Aim >>
Read through the data and report every line in which the word "Ministry" occurs.

Data supplied >>
--- START ---

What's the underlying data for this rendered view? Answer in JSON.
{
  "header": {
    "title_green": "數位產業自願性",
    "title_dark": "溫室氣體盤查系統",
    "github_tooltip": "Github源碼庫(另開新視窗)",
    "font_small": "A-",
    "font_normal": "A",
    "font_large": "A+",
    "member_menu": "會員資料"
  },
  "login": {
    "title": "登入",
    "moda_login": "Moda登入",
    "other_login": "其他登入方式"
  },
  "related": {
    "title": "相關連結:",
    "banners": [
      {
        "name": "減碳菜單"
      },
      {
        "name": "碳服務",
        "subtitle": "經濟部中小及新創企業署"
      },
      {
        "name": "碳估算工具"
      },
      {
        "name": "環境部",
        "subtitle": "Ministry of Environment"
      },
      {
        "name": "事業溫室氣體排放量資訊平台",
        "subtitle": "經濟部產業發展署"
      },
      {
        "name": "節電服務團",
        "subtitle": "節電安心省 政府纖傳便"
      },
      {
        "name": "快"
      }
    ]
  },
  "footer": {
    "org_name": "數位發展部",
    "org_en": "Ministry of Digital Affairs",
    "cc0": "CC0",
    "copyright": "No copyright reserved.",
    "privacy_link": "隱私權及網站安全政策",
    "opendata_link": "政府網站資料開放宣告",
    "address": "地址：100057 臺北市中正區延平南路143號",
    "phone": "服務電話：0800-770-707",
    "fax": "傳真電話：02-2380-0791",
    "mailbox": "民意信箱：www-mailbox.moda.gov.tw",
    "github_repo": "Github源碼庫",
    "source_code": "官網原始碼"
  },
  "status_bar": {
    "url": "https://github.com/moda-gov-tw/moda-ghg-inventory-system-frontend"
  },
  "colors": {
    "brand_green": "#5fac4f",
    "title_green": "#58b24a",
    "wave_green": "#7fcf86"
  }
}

--- END ---

Output >>
        "subtitle": "Ministry of Environment"
    "org_en": "Ministry of Digital Affairs",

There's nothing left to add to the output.